**Instructions for the task**
Using the records below, locate all lines containing "text" and return them.

(Items from a dataset)
--*--

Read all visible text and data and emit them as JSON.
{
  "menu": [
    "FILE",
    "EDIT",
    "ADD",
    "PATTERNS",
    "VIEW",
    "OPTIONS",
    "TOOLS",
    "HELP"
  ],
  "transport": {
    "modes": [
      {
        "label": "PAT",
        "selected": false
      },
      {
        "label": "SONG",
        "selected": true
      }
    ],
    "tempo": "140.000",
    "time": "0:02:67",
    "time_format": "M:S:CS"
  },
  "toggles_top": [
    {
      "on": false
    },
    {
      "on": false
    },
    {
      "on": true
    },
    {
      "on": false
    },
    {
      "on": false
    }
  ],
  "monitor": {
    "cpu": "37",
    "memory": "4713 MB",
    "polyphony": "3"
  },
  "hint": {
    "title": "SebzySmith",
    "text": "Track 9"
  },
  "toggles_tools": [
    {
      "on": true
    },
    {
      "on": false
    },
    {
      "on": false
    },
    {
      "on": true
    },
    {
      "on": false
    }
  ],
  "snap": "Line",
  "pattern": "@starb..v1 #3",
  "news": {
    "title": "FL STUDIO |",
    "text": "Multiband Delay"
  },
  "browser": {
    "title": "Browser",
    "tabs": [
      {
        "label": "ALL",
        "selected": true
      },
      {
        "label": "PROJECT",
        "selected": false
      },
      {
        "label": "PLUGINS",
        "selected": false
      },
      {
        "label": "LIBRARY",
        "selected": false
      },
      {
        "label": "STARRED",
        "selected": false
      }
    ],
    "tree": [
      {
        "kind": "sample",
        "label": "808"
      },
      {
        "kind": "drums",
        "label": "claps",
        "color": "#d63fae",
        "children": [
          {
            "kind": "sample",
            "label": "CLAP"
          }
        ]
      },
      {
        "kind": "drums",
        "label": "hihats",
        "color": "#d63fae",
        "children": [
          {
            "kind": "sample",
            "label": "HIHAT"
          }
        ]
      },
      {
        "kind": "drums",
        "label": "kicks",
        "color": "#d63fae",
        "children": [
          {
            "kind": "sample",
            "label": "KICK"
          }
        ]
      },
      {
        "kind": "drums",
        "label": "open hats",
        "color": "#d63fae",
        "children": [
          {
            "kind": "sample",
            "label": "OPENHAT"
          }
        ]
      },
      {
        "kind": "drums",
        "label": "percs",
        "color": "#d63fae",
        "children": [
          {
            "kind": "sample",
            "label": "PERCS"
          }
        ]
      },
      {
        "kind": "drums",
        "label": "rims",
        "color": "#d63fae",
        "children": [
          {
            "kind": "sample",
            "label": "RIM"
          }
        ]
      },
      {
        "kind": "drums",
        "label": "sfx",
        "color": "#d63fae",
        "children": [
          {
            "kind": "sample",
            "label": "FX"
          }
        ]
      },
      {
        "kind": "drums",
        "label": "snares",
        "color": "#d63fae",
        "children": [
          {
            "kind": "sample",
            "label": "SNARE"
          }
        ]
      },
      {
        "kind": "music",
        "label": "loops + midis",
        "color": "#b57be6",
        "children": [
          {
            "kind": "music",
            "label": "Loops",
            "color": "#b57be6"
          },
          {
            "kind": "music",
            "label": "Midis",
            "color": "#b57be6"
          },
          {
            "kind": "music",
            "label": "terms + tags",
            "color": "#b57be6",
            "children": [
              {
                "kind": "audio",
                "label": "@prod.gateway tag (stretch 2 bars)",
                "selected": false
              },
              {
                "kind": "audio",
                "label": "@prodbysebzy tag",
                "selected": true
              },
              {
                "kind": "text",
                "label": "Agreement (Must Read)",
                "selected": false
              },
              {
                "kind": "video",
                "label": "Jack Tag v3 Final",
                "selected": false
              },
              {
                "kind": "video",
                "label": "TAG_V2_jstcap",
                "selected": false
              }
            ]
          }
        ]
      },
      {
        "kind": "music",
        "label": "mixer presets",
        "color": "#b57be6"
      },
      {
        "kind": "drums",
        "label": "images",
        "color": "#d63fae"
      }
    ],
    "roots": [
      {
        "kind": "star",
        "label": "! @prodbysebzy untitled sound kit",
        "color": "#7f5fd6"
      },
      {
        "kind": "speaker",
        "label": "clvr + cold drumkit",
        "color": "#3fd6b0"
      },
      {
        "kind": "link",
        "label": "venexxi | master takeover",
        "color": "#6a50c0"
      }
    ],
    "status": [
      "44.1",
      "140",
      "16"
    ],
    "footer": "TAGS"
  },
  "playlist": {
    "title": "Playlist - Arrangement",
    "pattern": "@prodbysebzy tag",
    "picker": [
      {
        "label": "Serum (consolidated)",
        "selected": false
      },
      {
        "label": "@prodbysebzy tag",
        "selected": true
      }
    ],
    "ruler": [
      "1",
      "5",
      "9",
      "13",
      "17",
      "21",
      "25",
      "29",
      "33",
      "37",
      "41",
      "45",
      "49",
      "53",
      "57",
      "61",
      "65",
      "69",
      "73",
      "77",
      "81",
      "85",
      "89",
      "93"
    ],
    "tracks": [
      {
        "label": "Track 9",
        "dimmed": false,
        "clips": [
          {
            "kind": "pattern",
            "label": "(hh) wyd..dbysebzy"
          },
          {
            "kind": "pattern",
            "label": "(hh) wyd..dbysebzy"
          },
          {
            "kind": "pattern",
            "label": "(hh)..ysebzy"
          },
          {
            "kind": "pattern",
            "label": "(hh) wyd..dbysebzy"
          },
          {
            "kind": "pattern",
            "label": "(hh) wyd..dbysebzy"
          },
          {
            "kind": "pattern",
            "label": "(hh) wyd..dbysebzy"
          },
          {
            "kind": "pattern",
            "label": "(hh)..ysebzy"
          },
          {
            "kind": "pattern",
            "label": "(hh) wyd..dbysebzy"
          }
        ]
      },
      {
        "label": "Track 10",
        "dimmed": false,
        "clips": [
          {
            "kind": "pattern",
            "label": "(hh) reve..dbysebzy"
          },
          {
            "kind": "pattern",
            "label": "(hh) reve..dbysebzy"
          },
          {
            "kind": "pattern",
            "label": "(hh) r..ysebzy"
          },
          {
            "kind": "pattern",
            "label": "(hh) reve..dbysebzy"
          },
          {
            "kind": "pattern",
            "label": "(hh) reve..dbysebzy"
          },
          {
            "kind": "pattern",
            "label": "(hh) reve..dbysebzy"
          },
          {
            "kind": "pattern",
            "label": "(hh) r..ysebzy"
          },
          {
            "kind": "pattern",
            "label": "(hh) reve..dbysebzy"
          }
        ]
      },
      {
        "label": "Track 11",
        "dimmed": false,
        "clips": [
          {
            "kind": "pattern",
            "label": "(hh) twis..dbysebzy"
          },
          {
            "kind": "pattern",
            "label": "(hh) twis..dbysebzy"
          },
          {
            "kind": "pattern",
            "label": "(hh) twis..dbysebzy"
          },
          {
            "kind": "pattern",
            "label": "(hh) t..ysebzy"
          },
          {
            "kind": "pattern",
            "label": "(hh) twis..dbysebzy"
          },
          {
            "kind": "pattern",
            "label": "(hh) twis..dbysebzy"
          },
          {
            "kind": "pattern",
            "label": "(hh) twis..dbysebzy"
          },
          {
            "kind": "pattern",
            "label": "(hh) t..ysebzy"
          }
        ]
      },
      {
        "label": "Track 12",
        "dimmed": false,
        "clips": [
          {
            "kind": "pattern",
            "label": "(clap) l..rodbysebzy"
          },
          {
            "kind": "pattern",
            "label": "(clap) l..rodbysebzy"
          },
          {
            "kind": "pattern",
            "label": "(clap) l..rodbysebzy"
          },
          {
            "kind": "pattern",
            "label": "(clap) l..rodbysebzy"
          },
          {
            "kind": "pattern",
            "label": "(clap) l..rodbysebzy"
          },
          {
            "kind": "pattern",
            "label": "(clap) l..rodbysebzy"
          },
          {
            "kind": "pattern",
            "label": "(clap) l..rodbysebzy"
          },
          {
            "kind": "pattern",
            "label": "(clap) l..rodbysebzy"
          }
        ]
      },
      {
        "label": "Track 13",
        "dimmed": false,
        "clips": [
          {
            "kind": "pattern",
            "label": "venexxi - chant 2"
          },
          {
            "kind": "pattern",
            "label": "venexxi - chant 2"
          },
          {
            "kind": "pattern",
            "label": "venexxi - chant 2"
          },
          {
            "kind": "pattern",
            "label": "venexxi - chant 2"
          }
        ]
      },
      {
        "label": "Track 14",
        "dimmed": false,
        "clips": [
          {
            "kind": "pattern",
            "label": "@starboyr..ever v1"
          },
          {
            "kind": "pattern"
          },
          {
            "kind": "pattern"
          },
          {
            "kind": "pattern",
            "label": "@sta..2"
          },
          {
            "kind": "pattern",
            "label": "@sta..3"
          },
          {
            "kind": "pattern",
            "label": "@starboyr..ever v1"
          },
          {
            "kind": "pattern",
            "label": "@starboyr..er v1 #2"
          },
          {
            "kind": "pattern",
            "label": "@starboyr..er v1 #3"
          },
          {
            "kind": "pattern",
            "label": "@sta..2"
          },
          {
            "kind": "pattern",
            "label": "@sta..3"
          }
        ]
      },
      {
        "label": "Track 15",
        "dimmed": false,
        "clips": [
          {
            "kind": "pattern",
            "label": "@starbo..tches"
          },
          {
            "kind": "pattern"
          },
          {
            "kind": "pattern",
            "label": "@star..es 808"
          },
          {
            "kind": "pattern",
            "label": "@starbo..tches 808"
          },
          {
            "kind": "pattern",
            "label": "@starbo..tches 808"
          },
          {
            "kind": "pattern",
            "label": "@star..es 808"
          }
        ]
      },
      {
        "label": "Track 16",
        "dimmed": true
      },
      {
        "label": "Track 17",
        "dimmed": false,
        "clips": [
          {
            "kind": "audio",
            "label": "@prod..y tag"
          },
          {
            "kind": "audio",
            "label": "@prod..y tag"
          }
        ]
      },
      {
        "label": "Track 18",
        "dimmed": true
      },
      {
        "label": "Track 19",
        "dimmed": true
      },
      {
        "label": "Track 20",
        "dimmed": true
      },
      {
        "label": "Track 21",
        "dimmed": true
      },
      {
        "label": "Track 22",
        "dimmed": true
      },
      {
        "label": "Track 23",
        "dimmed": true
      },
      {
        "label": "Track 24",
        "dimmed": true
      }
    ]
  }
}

--*--

**Result of the task**
Read all visible text and data and emit them as JSON.
    "text": "Track 9"
    "text": "Multiband Delay"
                "kind": "text",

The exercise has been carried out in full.